— AIM —
Repeat every line of the listing below exactly, minus the pictures.

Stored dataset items
## start

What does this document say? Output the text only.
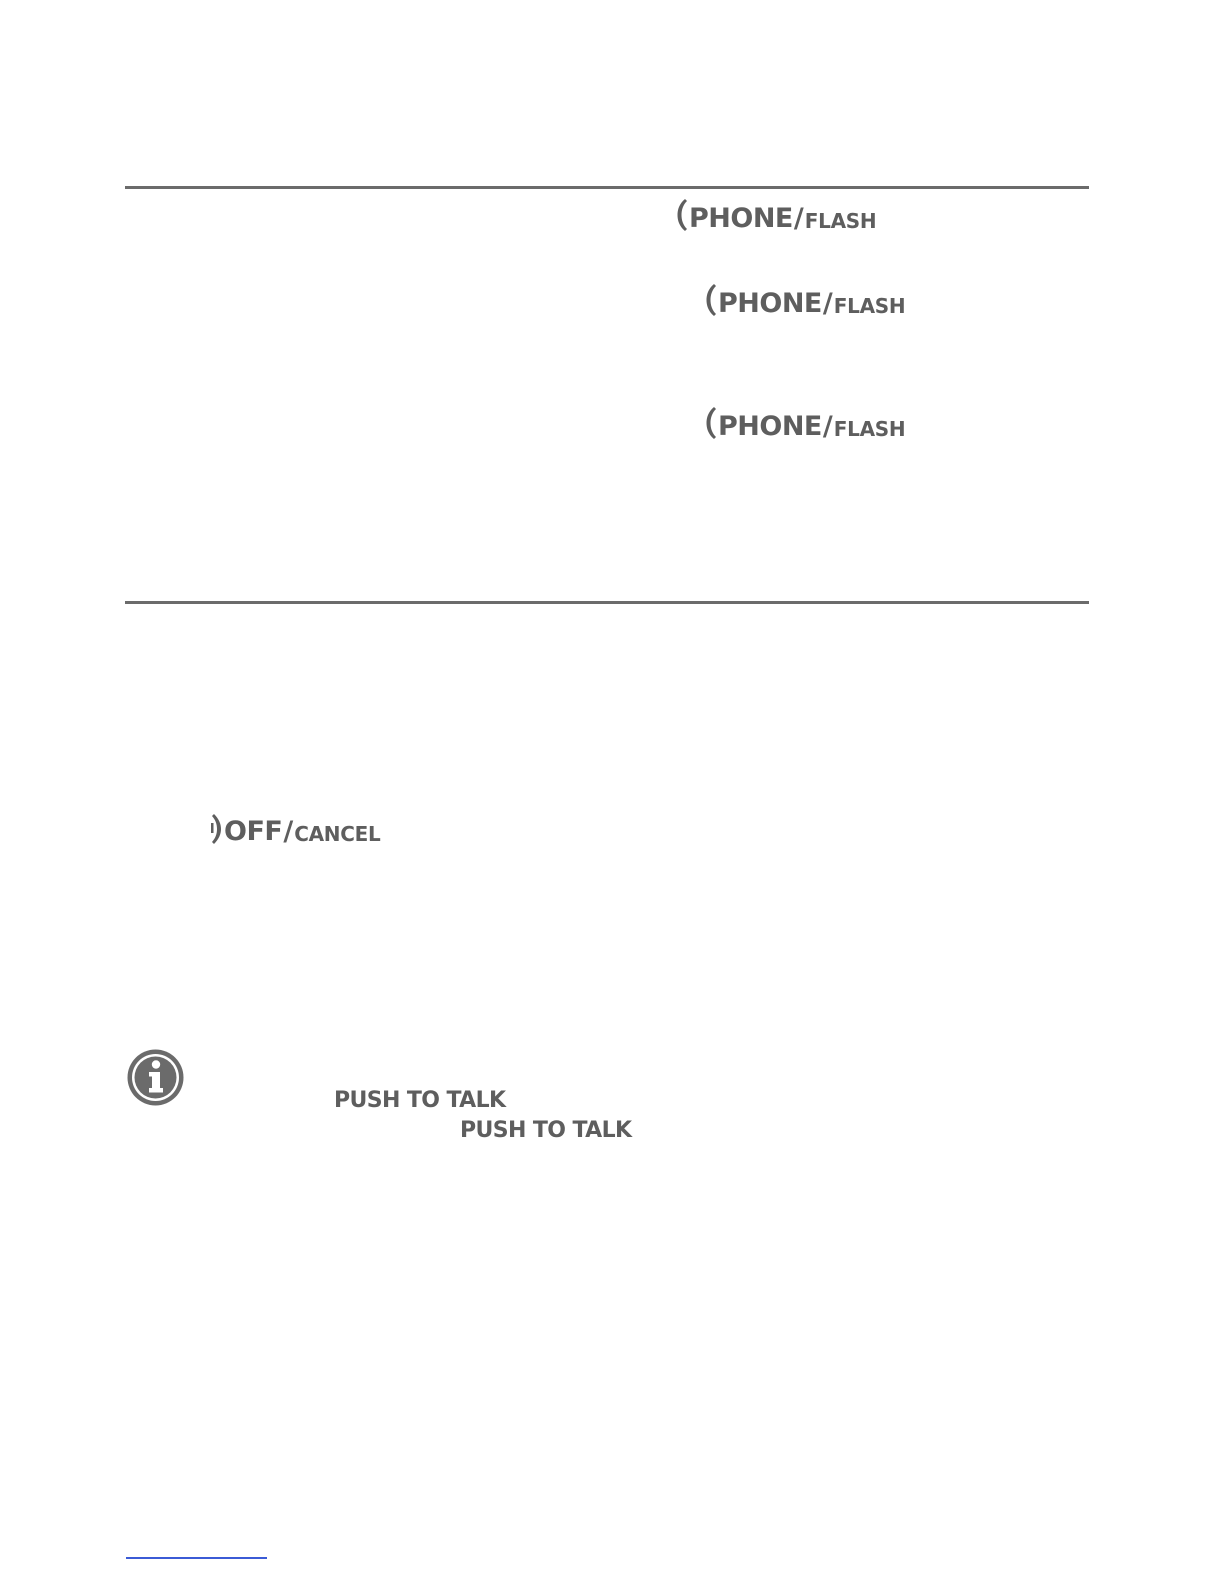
PHONE / FLASH
PHONE / FLASH
PHONE / FLASH
OFF / CANCEL
PUSH TO TALK
PUSH TO TALK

## end

— EXPECTED ANSWER —
What does this document say? Output the text only.
PHONE / FLASH
PHONE / FLASH
PHONE / FLASH
OFF / CANCEL
PUSH TO TALK
PUSH TO TALK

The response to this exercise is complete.